| Brief 1 |
According to the forum thread on sports book sales, how many copies did the Paterno book sell in its second week, per BookScan?
| Brief 2 |
Return the part of the forum thread on sports book sales starting at "You just wrote" and ending at "doing it anyway.", copied word for word.


    Publishers seem to think that bad news sells, and I think they're probably right when it comes to politics, wrong when it comes to sports, for the most part. Remember the A-Rod book by Selena Roberts? Or Jeff Pearlman's Walter Payton book? In both cases, it seems like they were marketed as scandal sheets. In the Payton case, in particular, nothing could be further from the truth. I think there were two books on Roger Clemens that both bombed, sales-wise.

    A few years ago, I was covering a college program that was suffering through a god-awful season. A couple of the student newspaper kids told me excitedly that they were going to write a book about it.

    I looked them square in the eye and said, "Who the fuck is going to want to read that?"

    I have no doubt that it would have made for a great read, but "Season on the Brink" was one-time, lightning in a bottle. People don't read sports books very much, generally. And when they do, I don't think - and, again, this is generally - they don't read negative books. So, as counter-intuitive as this seems, I bet the scandal increased the buzz, but suppressed sales.
     
  4. sportbook

    sportbook Member

    You just wrote this much better than I ever could but you are exactly right.
     
  5. swenk

    swenk Member

    In book publishing, the only thing you can really know is that no one really knows. There's no formula for these books. You want to do fitness books, cookbooks, gardening books, there's a formula for those. But in the realm of general non-fiction books that you read, cover to cover, there's just no rule that works the same way twice. And God knows, they keep trying to find one. The first question a publisher asks about a proposal: "What's the closest thing to it, so we can look at comps?" Well, if there was something that close to it, we probably shouldn't be doing it anyway.

    To your point, I don't think it's about positive or negative books; there are plenty on both sides of the ledger. It always, always, comes back to one thing: Are we giving the readers something that makes them want to spend money? Not whether it's a great topic or a great read, but whether it's something they want to OWN. Ultimately, that's the harsh reality. Easy to judge after the fact why a book worked or didn't. Not so easy when you're making the deal.

    In the case of the Selena Roberts A-Rod book and the Clemens books, I think the public was just sick of the steroid story, and the SI excerpts basically gave the whole A-Rod book away for free. The Payton book was also a victim of the excerpts, which cherry-picked the controversial stuff and made it appear to be an expose instead of a balanced bio.

    Paterno? Just a bizarre set of circumstances you could never recreate with another book. The publisher looks at all the options, and says, "This." It's a business decision that involves almost a million dollars when you factor in the advance and costs and everything else. Take your best shot, and move on.
     
  6. sportbook

    sportbook Member

    Paterno book sold 6,500 copies in its second week according to BookScan.
     
  7. turski7

    turski7 Member

    Posnanski was on Costas Now the other night and said it was much less than $700K, but a decent chunk. I'm guessing between $200-$300K.
     
  8. clintrichardson

    clintrichardson Active Member

    my theory on this book and its sales is that the real damage will be in the long-term. some people will want to read it now because of the news interest. but by rushing the book, and missing its target in the eyes of critics, it will never become the classic the publishers likely hoped it would be, the kind of book whose sales are goosed year after year by appearances on lists of greatest sports books and the like.
     
  9. Small Town Guy

    Small Town Guy Well-Known Member

    Book possibly being adapted for film, with Pacino to be Paterno. Cue Godfather quotes that fit Paterno's life.

    http://www.deadline.com/2012/09/joe-paterno-movie-al-pacino-penn-state-gridiron-scandal/
     
  10. LanceyHoward

    LanceyHoward Well-Known Member

    Pacino makes sense as Paterno. But I wonder who would play Sandusky?
     
  11. Lugnuts

    Lugnuts Well-Known Member

    Who plays Ganim?
     
  12. Riptide

    Riptide Well-Known Member

    Chris Berman can play Sandusky.
    After he finishes shilling for Applebee's.

| Supplied data |
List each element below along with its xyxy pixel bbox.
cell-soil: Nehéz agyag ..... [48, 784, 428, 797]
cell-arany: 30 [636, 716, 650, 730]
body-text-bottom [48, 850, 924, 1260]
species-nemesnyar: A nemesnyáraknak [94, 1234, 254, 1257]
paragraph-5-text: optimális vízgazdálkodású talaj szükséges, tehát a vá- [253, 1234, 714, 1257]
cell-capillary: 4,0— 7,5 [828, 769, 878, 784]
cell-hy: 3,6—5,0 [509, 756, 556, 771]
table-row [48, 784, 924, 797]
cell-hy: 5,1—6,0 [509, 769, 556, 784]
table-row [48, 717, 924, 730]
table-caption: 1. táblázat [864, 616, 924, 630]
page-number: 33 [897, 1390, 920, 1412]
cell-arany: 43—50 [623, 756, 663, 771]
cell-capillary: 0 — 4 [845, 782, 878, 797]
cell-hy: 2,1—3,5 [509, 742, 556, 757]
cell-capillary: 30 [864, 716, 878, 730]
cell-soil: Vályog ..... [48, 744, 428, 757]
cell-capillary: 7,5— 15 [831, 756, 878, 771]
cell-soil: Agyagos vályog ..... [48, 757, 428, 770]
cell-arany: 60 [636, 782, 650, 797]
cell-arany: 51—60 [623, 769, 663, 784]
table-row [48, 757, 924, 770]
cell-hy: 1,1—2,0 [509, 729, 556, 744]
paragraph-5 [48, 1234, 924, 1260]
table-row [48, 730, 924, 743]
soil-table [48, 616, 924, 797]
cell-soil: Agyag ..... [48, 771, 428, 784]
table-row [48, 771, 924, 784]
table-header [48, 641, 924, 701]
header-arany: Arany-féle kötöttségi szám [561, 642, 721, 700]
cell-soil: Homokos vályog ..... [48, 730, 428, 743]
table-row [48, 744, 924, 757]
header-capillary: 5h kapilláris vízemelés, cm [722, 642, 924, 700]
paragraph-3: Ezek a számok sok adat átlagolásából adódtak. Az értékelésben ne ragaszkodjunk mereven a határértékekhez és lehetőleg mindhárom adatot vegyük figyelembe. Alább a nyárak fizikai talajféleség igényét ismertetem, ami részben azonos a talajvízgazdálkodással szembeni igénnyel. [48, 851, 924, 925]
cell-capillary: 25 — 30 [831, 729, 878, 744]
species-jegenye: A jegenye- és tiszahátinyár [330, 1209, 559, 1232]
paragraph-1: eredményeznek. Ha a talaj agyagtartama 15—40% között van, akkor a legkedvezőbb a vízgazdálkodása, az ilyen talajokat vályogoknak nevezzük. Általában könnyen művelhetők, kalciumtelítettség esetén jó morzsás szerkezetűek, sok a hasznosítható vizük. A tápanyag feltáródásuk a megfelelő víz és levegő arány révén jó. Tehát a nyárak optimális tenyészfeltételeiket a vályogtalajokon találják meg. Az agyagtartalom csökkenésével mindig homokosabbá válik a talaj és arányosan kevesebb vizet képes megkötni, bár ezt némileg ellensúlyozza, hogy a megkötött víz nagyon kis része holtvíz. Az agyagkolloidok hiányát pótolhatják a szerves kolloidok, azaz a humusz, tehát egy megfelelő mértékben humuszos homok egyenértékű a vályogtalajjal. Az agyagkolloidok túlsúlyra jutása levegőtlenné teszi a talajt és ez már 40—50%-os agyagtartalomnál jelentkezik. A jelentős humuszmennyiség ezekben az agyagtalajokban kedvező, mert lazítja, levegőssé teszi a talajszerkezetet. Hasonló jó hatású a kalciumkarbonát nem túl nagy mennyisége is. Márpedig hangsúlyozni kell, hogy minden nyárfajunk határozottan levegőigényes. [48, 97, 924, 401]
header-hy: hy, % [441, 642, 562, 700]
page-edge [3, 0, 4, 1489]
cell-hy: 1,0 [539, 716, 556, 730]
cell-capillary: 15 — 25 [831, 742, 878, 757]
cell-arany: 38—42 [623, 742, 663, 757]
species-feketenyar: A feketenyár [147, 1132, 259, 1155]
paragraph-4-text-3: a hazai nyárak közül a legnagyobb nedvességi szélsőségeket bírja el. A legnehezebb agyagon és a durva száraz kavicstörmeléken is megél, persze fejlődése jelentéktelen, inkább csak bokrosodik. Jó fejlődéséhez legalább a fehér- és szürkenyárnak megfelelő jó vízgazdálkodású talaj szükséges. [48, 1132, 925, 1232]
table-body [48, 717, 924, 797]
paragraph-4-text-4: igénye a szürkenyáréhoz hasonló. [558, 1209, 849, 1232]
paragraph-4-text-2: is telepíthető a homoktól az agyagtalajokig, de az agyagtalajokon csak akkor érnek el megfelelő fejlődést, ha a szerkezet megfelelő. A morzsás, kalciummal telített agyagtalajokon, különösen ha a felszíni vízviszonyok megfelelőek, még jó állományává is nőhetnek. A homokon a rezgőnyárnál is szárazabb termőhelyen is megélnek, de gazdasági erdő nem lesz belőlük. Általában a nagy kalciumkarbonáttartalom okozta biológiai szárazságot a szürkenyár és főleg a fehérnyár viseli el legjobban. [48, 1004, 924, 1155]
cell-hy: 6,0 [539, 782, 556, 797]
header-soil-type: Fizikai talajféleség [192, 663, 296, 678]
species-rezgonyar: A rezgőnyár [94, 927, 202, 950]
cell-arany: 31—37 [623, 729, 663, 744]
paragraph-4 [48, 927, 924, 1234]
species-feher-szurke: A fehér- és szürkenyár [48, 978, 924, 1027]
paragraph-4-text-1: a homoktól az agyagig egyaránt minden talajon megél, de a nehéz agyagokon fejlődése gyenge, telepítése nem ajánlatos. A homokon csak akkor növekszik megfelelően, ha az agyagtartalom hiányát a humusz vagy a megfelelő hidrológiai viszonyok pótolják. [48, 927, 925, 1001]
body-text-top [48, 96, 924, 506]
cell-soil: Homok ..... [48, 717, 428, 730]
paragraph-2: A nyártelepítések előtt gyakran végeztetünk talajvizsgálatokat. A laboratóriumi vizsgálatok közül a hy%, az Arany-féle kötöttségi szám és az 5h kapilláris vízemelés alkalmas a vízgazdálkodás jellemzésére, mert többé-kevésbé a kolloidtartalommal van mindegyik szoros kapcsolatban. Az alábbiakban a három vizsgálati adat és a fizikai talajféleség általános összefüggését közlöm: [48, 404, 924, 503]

| Task result 1 |
6,500 copies.

| Task result 2 |
You just wrote this much better than I ever could but you are exactly right.
     
  5. swenk

    swenk Member

    In book publishing, the only thing you can really know is that no one really knows. There's no formula for these books. You want to do fitness books, cookbooks, gardening books, there's a formula for those. But in the realm of general non-fiction books that you read, cover to cover, there's just no rule that works the same way twice. And God knows, they keep trying to find one. The first question a publisher asks about a proposal: "What's the closest thing to it, so we can look at comps?" Well, if there was something that close to it, we probably shouldn't be doing it anyway.